◆ RECORDS FOR PROCESSING
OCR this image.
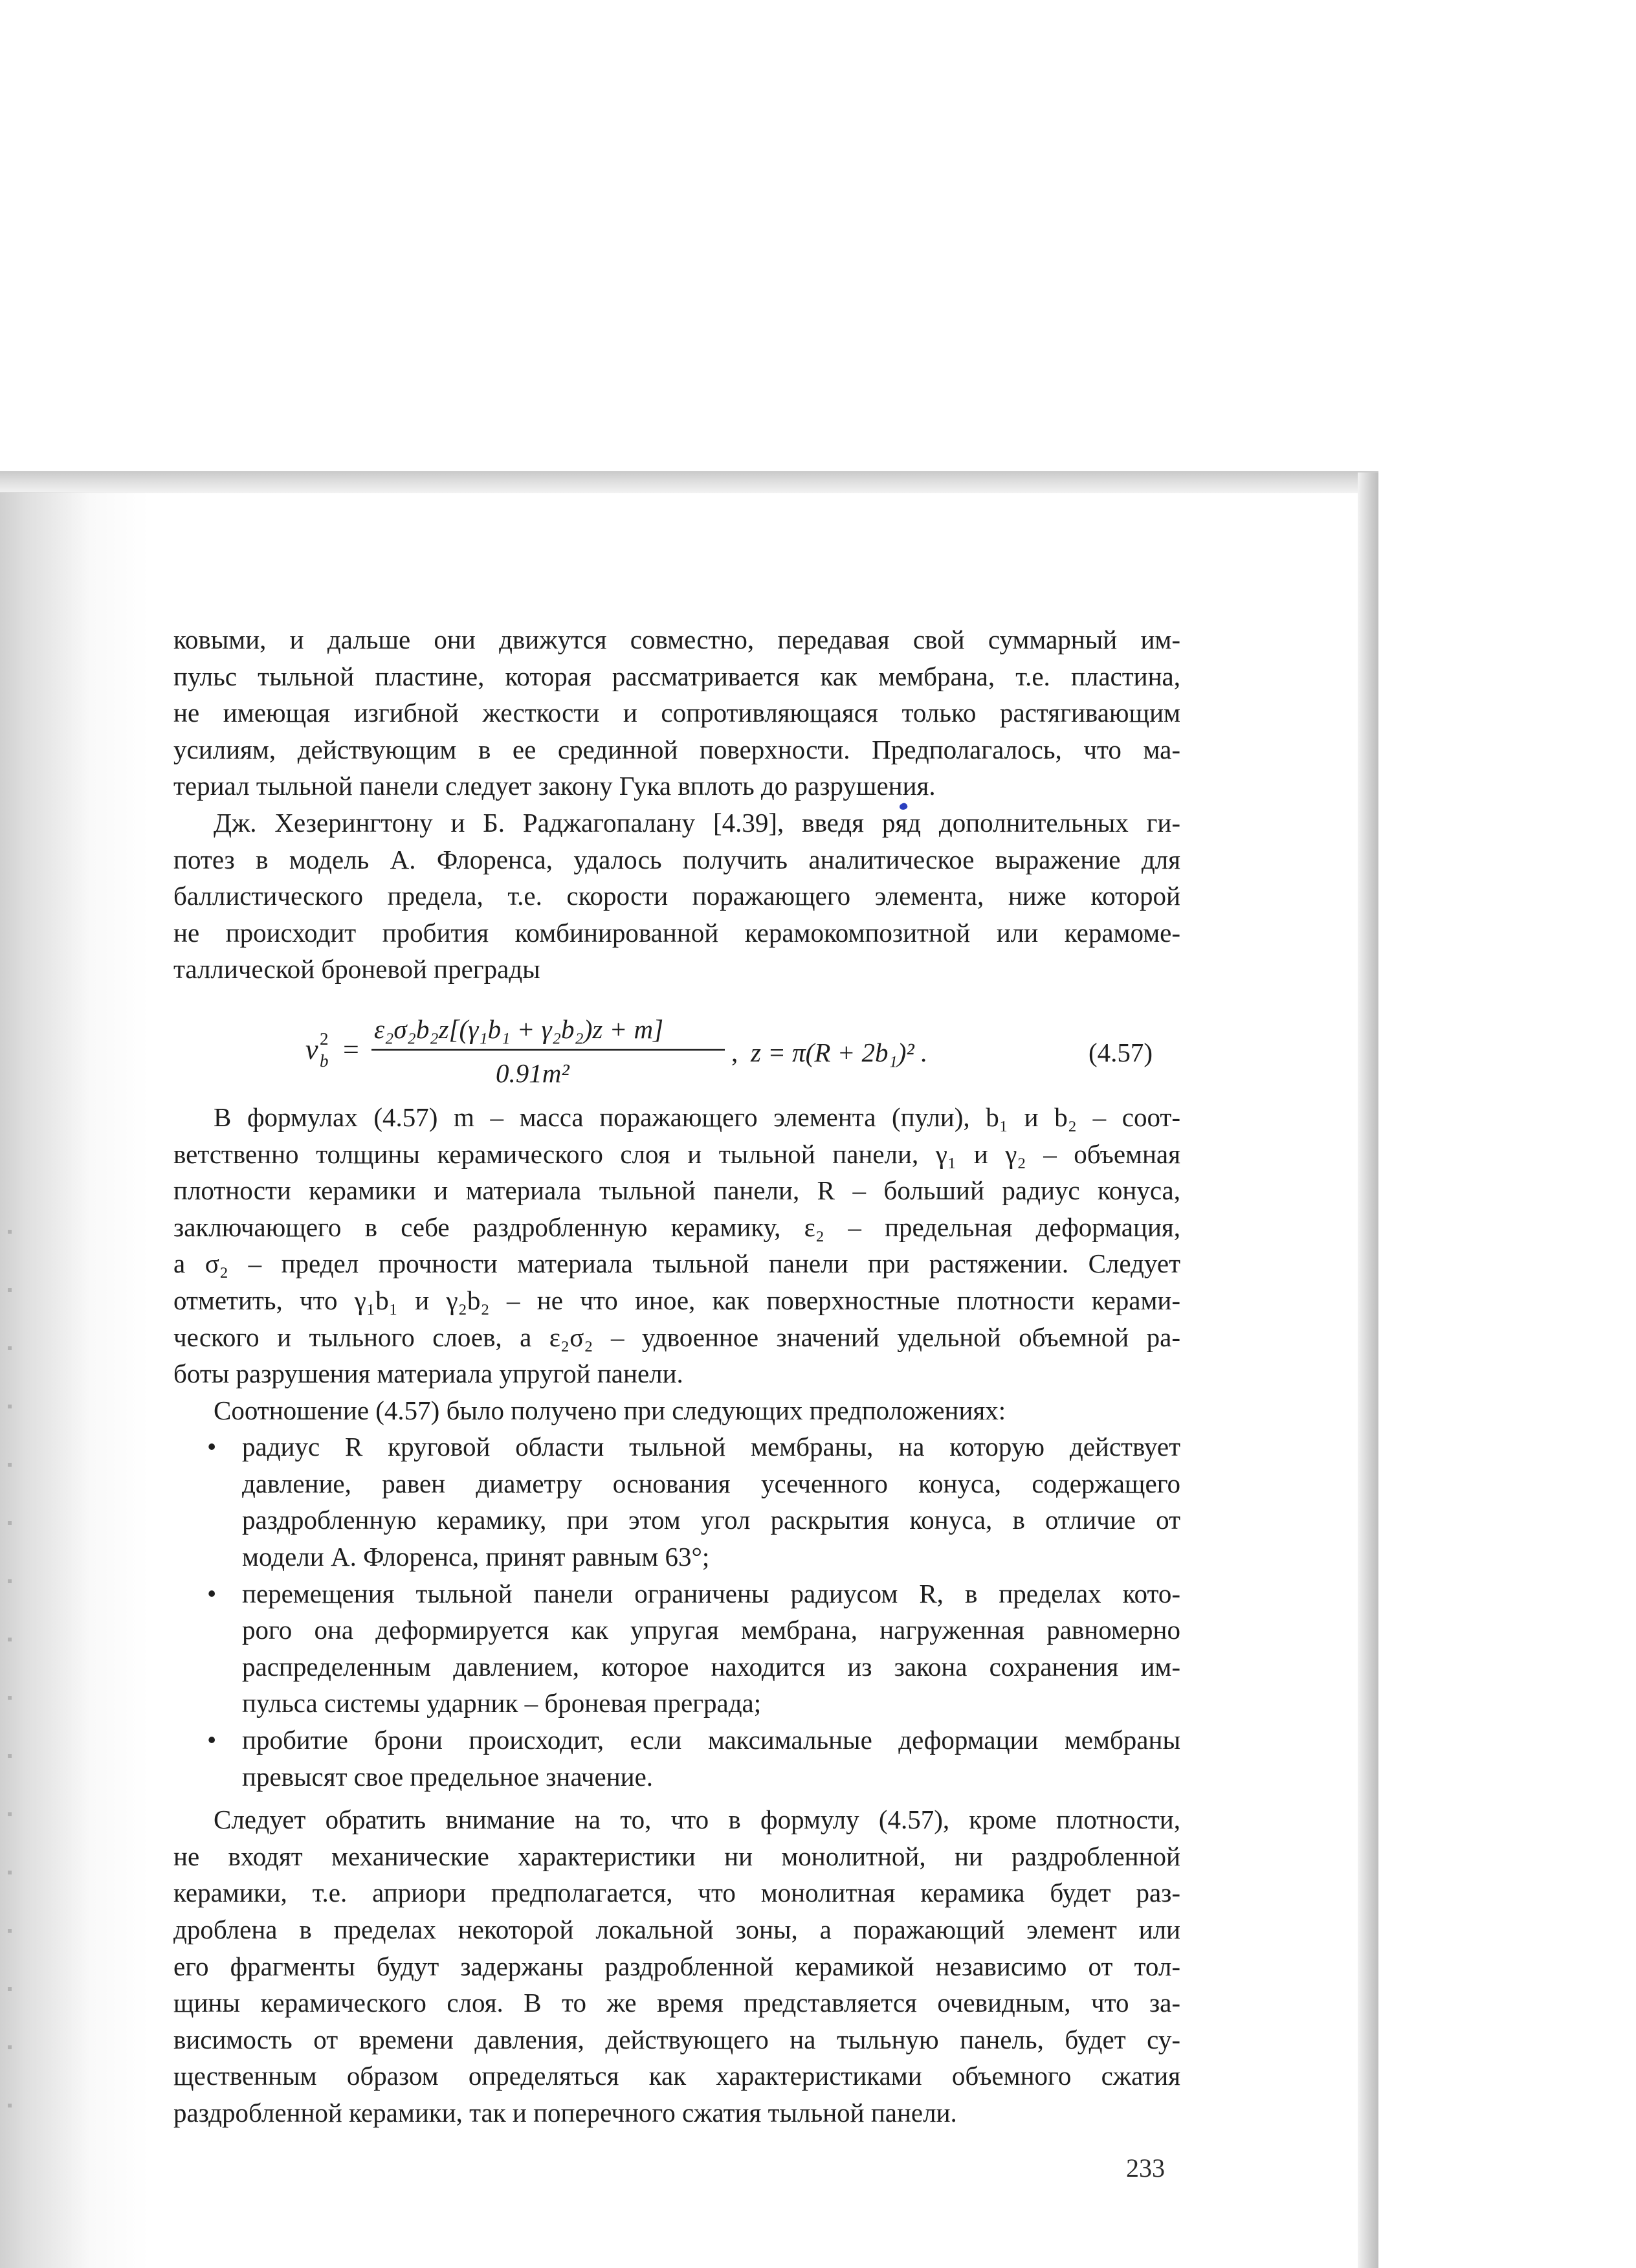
ковыми, и дальше они движутся совместно, передавая свой суммарный им-
пульс тыльной пластине, которая рассматривается как мембрана, т.е. пластина,
не имеющая изгибной жесткости и сопротивляющаяся только растягивающим
усилиям, действующим в ее срединной поверхности. Предполагалось, что ма-

териал тыльной панели следует закону Гука вплоть до разрушения.

Дж. Хезерингтону и Б. Раджагопалану [4.39], введя ряд дополнительных ги-
потез в модель А. Флоренса, удалось получить аналитическое выражение для
баллистического предела, т.е. скорости поражающего элемента, ниже которой
не происходит пробития комбинированной керамокомпозитной или керамоме-

таллической броневой преграды

v 2
b =
ε₂σ₂b₂z[(γ₁b₁ + γ₂b₂)z + m]
0.91m²
, z = π(R + 2b₁)² .	(4.57)

В формулах (4.57) m – масса поражающего элемента (пули), b₁ и b₂ – соот-
ветственно толщины керамического слоя и тыльной панели, γ₁ и γ₂ – объемная
плотности керамики и материала тыльной панели, R – больший радиус конуса,
заключающего в себе раздробленную керамику, ε₂ – предельная деформация,
а σ₂ – предел прочности материала тыльной панели при растяжении. Следует
отметить, что γ₁b₁ и γ₂b₂ – не что иное, как поверхностные плотности керами-
ческого и тыльного слоев, а ε₂σ₂ – удвоенное значений удельной объемной ра-

боты разрушения материала упругой панели.

Соотношение (4.57) было получено при следующих предположениях:

• радиус R круговой области тыльной мембраны, на которую действует
давление, равен диаметру основания усеченного конуса, содержащего
раздробленную керамику, при этом угол раскрытия конуса, в отличие от

модели А. Флоренса, принят равным 63°;

• перемещения тыльной панели ограничены радиусом R, в пределах кото-
рого она деформируется как упругая мембрана, нагруженная равномерно
распределенным давлением, которое находится из закона сохранения им-

пульса системы ударник – броневая преграда;

• пробитие брони происходит, если максимальные деформации мембраны

превысят свое предельное значение.

Следует обратить внимание на то, что в формулу (4.57), кроме плотности,
не входят механические характеристики ни монолитной, ни раздробленной
керамики, т.е. априори предполагается, что монолитная керамика будет раз-
дроблена в пределах некоторой локальной зоны, а поражающий элемент или
его фрагменты будут задержаны раздробленной керамикой независимо от тол-
щины керамического слоя. В то же время представляется очевидным, что за-
висимость от времени давления, действующего на тыльную панель, будет су-
щественным образом определяться как характеристиками объемного сжатия

раздробленной керамики, так и поперечного сжатия тыльной панели.

233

◆ SHORT PROBLEM
Copy every line above that includes the string "γ₁b₁".

◆ CORRECT RESPONSE
ε₂σ₂b₂z[(γ₁b₁ + γ₂b₂)z + m]
отметить, что γ₁b₁ и γ₂b₂ – не что иное, как поверхностные плотности керами-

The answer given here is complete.